** START **

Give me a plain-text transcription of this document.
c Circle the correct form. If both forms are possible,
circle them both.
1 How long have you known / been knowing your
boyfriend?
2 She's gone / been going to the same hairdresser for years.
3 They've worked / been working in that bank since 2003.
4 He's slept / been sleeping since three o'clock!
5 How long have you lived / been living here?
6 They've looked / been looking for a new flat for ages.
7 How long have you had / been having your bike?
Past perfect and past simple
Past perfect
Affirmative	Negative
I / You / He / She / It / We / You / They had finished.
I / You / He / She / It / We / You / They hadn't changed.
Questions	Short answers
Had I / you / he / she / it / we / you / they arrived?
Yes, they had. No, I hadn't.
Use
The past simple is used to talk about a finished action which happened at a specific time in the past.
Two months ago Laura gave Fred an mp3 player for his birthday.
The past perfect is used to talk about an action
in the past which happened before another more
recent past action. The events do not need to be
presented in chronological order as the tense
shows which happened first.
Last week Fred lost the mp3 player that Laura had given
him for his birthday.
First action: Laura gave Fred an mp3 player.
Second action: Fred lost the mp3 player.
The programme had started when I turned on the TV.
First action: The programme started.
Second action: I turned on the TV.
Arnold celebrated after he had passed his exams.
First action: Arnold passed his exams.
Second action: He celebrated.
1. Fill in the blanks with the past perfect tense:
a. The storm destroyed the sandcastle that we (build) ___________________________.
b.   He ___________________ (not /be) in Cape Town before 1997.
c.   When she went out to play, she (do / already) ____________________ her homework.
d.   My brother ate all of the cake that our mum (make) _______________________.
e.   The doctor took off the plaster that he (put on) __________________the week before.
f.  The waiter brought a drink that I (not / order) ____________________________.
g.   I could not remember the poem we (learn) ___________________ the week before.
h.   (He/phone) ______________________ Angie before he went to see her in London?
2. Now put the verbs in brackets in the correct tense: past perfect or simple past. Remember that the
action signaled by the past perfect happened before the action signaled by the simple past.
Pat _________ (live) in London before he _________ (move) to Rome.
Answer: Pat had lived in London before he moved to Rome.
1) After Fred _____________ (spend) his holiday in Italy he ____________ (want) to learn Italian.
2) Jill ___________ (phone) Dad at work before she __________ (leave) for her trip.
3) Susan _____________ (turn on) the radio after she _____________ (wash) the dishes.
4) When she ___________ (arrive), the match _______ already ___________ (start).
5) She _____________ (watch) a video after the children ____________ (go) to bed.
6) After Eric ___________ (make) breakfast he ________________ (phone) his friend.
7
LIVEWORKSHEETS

** END **

- **Instructions for the task**:
Produce a verbatim transcription of the entries above.

- **Written answer**:
Give me a plain-text transcription of this document.
c Circle the correct form. If both forms are possible,
circle them both.
1 How long have you known / been knowing your
boyfriend?
2 She's gone / been going to the same hairdresser for years.
3 They've worked / been working in that bank since 2003.
4 He's slept / been sleeping since three o'clock!
5 How long have you lived / been living here?
6 They've looked / been looking for a new flat for ages.
7 How long have you had / been having your bike?
Past perfect and past simple
Past perfect
Affirmative	Negative
I / You / He / She / It / We / You / They had finished.
I / You / He / She / It / We / You / They hadn't changed.
Questions	Short answers
Had I / you / he / she / it / we / you / they arrived?
Yes, they had. No, I hadn't.
Use
The past simple is used to talk about a finished action which happened at a specific time in the past.
Two months ago Laura gave Fred an mp3 player for his birthday.
The past perfect is used to talk about an action
in the past which happened before another more
recent past action. The events do not need to be
presented in chronological order as the tense
shows which happened first.
Last week Fred lost the mp3 player that Laura had given
him for his birthday.
First action: Laura gave Fred an mp3 player.
Second action: Fred lost the mp3 player.
The programme had started when I turned on the TV.
First action: The programme started.
Second action: I turned on the TV.
Arnold celebrated after he had passed his exams.
First action: Arnold passed his exams.
Second action: He celebrated.
1. Fill in the blanks with the past perfect tense:
a. The storm destroyed the sandcastle that we (build) ___________________________.
b.   He ___________________ (not /be) in Cape Town before 1997.
c.   When she went out to play, she (do / already) ____________________ her homework.
d.   My brother ate all of the cake that our mum (make) _______________________.
e.   The doctor took off the plaster that he (put on) __________________the week before.
f.  The waiter brought a drink that I (not / order) ____________________________.
g.   I could not remember the poem we (learn) ___________________ the week before.
h.   (He/phone) ______________________ Angie before he went to see her in London?
2. Now put the verbs in brackets in the correct tense: past perfect or simple past. Remember that the
action signaled by the past perfect happened before the action signaled by the simple past.
Pat _________ (live) in London before he _________ (move) to Rome.
Answer: Pat had lived in London before he moved to Rome.
1) After Fred _____________ (spend) his holiday in Italy he ____________ (want) to learn Italian.
2) Jill ___________ (phone) Dad at work before she __________ (leave) for her trip.
3) Susan _____________ (turn on) the radio after she _____________ (wash) the dishes.
4) When she ___________ (arrive), the match _______ already ___________ (start).
5) She _____________ (watch) a video after the children ____________ (go) to bed.
6) After Eric ___________ (make) breakfast he ________________ (phone) his friend.
7
LIVEWORKSHEETS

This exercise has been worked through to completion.